## Exercise prompt
Copy out the listing exactly.
--- Given records ---
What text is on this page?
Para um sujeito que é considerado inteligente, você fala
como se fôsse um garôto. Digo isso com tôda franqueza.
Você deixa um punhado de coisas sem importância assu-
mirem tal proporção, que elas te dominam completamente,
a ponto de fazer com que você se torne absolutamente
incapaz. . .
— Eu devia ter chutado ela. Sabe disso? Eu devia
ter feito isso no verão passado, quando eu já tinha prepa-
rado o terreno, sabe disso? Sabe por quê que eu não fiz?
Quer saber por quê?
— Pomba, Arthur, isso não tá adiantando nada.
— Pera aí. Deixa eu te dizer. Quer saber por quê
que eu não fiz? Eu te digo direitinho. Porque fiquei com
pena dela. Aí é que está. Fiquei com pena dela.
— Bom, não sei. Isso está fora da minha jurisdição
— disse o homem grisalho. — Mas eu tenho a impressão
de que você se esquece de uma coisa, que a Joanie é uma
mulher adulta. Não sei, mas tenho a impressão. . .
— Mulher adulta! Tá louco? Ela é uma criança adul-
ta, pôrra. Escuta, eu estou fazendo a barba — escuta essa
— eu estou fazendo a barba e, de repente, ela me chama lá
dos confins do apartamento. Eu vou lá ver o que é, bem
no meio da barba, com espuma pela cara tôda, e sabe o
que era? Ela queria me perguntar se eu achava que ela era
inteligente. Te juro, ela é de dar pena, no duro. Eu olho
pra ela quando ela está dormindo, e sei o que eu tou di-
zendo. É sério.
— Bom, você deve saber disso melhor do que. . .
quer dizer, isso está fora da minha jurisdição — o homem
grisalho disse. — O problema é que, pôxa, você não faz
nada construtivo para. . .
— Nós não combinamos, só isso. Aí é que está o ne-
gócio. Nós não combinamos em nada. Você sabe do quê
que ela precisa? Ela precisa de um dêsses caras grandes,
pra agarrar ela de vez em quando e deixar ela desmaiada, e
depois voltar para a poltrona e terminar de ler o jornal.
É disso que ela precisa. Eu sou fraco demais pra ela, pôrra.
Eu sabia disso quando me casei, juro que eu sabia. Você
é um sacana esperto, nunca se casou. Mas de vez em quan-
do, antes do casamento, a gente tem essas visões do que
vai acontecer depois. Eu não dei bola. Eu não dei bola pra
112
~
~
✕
---
## Response to this exercise
What text is on this page?
Para um sujeito que é considerado inteligente, você fala
como se fôsse um garôto. Digo isso com tôda franqueza.
Você deixa um punhado de coisas sem importância assu-
mirem tal proporção, que elas te dominam completamente,
a ponto de fazer com que você se torne absolutamente
incapaz. . .
— Eu devia ter chutado ela. Sabe disso? Eu devia
ter feito isso no verão passado, quando eu já tinha prepa-
rado o terreno, sabe disso? Sabe por quê que eu não fiz?
Quer saber por quê?
— Pomba, Arthur, isso não tá adiantando nada.
— Pera aí. Deixa eu te dizer. Quer saber por quê
que eu não fiz? Eu te digo direitinho. Porque fiquei com
pena dela. Aí é que está. Fiquei com pena dela.
— Bom, não sei. Isso está fora da minha jurisdição
— disse o homem grisalho. — Mas eu tenho a impressão
de que você se esquece de uma coisa, que a Joanie é uma
mulher adulta. Não sei, mas tenho a impressão. . .
— Mulher adulta! Tá louco? Ela é uma criança adul-
ta, pôrra. Escuta, eu estou fazendo a barba — escuta essa
— eu estou fazendo a barba e, de repente, ela me chama lá
dos confins do apartamento. Eu vou lá ver o que é, bem
no meio da barba, com espuma pela cara tôda, e sabe o
que era? Ela queria me perguntar se eu achava que ela era
inteligente. Te juro, ela é de dar pena, no duro. Eu olho
pra ela quando ela está dormindo, e sei o que eu tou di-
zendo. É sério.
— Bom, você deve saber disso melhor do que. . .
quer dizer, isso está fora da minha jurisdição — o homem
grisalho disse. — O problema é que, pôxa, você não faz
nada construtivo para. . .
— Nós não combinamos, só isso. Aí é que está o ne-
gócio. Nós não combinamos em nada. Você sabe do quê
que ela precisa? Ela precisa de um dêsses caras grandes,
pra agarrar ela de vez em quando e deixar ela desmaiada, e
depois voltar para a poltrona e terminar de ler o jornal.
É disso que ela precisa. Eu sou fraco demais pra ela, pôrra.
Eu sabia disso quando me casei, juro que eu sabia. Você
é um sacana esperto, nunca se casou. Mas de vez em quan-
do, antes do casamento, a gente tem essas visões do que
vai acontecer depois. Eu não dei bola. Eu não dei bola pra
112
~
~
✕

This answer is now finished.